### What is needed
Please transcribe the records precisely; pictures stay out of your copy.

### Data lines

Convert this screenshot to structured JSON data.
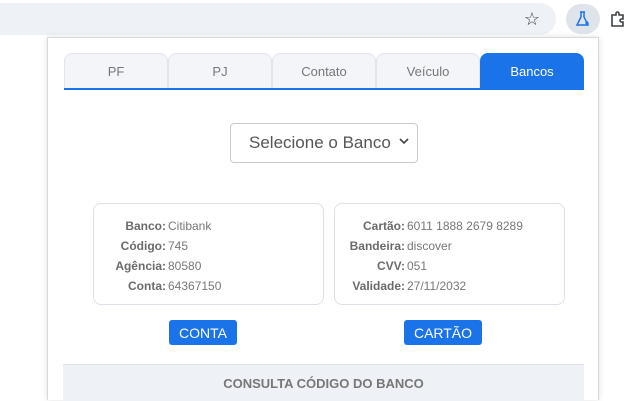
{
  "tabs": [
    {
      "label": "PF",
      "active": false
    },
    {
      "label": "PJ",
      "active": false
    },
    {
      "label": "Contato",
      "active": false
    },
    {
      "label": "Veículo",
      "active": false
    },
    {
      "label": "Bancos",
      "active": true
    }
  ],
  "bank_select": {
    "selected": "Selecione o Banco"
  },
  "account": {
    "bank_label": "Banco:",
    "bank": "Citibank",
    "code_label": "Código:",
    "code": "745",
    "agency_label": "Agência:",
    "agency": "80580",
    "account_label": "Conta:",
    "account": "64367150"
  },
  "card": {
    "card_label": "Cartão:",
    "number": "6011 1888 2679 8289",
    "brand_label": "Bandeira:",
    "brand": "discover",
    "cvv_label": "CVV:",
    "cvv": "051",
    "validity_label": "Validade:",
    "validity": "27/11/2032"
  },
  "buttons": {
    "conta": "CONTA",
    "cartao": "CARTÃO"
  },
  "footer": {
    "title": "CONSULTA CÓDIGO DO BANCO"
  },
  "icons": {
    "bookmark": "star-icon",
    "extension_active": "flask-icon",
    "extensions": "puzzle-icon"
  },
  "colors": {
    "accent": "#1a73e8"
  }
}
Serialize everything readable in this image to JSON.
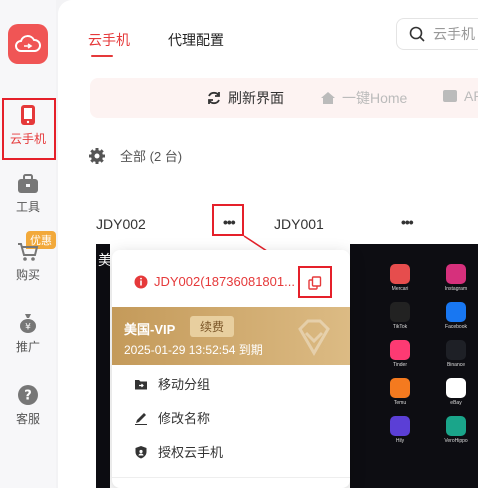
{
  "sidebar": {
    "items": [
      {
        "label": "云手机",
        "icon": "phone-icon"
      },
      {
        "label": "工具",
        "icon": "toolbox-icon"
      },
      {
        "label": "购买",
        "icon": "cart-icon",
        "badge": "优惠"
      },
      {
        "label": "推广",
        "icon": "money-bag-icon"
      },
      {
        "label": "客服",
        "icon": "help-icon"
      }
    ]
  },
  "tabs": [
    {
      "label": "云手机"
    },
    {
      "label": "代理配置"
    }
  ],
  "search": {
    "placeholder": "云手机"
  },
  "toolbar": {
    "refresh": "刷新界面",
    "home": "一键Home",
    "ap": "AP"
  },
  "filter": {
    "label": "全部 (2 台)"
  },
  "devices": [
    {
      "name": "JDY002"
    },
    {
      "name": "JDY001"
    }
  ],
  "popup": {
    "id_text": "JDY002(18736081801...",
    "vip_name": "美国-VIP",
    "renew": "续费",
    "expiry": "2025-01-29 13:52:54 到期",
    "menu": [
      {
        "label": "移动分组"
      },
      {
        "label": "修改名称"
      },
      {
        "label": "授权云手机"
      }
    ]
  },
  "phone_screen": {
    "left_title": "美",
    "apps": [
      "Mercari",
      "Instagram",
      "TikTok",
      "Facebook",
      "Tinder",
      "Binance",
      "Temu",
      "eBay",
      "Hily",
      "VeroHippo"
    ]
  },
  "colors": {
    "accent": "#e5393a",
    "vip": "#c49a5a",
    "badge": "#f2a93b"
  }
}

### The result
Convert this screenshot to structured JSON data.
{
  "tabs": [
    {
      "label": "PF",
      "active": false
    },
    {
      "label": "PJ",
      "active": false
    },
    {
      "label": "Contato",
      "active": false
    },
    {
      "label": "Veículo",
      "active": false
    },
    {
      "label": "Bancos",
      "active": true
    }
  ],
  "bank_select": {
    "selected": "Selecione o Banco"
  },
  "account": {
    "bank_label": "Banco:",
    "bank": "Citibank",
    "code_label": "Código:",
    "code": "745",
    "agency_label": "Agência:",
    "agency": "80580",
    "account_label": "Conta:",
    "account": "64367150"
  },
  "card": {
    "card_label": "Cartão:",
    "number": "6011 1888 2679 8289",
    "brand_label": "Bandeira:",
    "brand": "discover",
    "cvv_label": "CVV:",
    "cvv": "051",
    "validity_label": "Validade:",
    "validity": "27/11/2032"
  },
  "buttons": {
    "conta": "CONTA",
    "cartao": "CARTÃO"
  },
  "footer": {
    "title": "CONSULTA CÓDIGO DO BANCO"
  },
  "icons": {
    "bookmark": "star-icon",
    "extension_active": "flask-icon",
    "extensions": "puzzle-icon"
  },
  "colors": {
    "accent": "#1a73e8"
  }
}
Serialize everything readable in this image to JSON.
{
  "sidebar": {
    "items": [
      {
        "label": "云手机",
        "icon": "phone-icon"
      },
      {
        "label": "工具",
        "icon": "toolbox-icon"
      },
      {
        "label": "购买",
        "icon": "cart-icon",
        "badge": "优惠"
      },
      {
        "label": "推广",
        "icon": "money-bag-icon"
      },
      {
        "label": "客服",
        "icon": "help-icon"
      }
    ]
  },
  "tabs": [
    {
      "label": "云手机"
    },
    {
      "label": "代理配置"
    }
  ],
  "search": {
    "placeholder": "云手机"
  },
  "toolbar": {
    "refresh": "刷新界面",
    "home": "一键Home",
    "ap": "AP"
  },
  "filter": {
    "label": "全部 (2 台)"
  },
  "devices": [
    {
      "name": "JDY002"
    },
    {
      "name": "JDY001"
    }
  ],
  "popup": {
    "id_text": "JDY002(18736081801...",
    "vip_name": "美国-VIP",
    "renew": "续费",
    "expiry": "2025-01-29 13:52:54 到期",
    "menu": [
      {
        "label": "移动分组"
      },
      {
        "label": "修改名称"
      },
      {
        "label": "授权云手机"
      }
    ]
  },
  "phone_screen": {
    "left_title": "美",
    "apps": [
      "Mercari",
      "Instagram",
      "TikTok",
      "Facebook",
      "Tinder",
      "Binance",
      "Temu",
      "eBay",
      "Hily",
      "VeroHippo"
    ]
  },
  "colors": {
    "accent": "#e5393a",
    "vip": "#c49a5a",
    "badge": "#f2a93b"
  }
}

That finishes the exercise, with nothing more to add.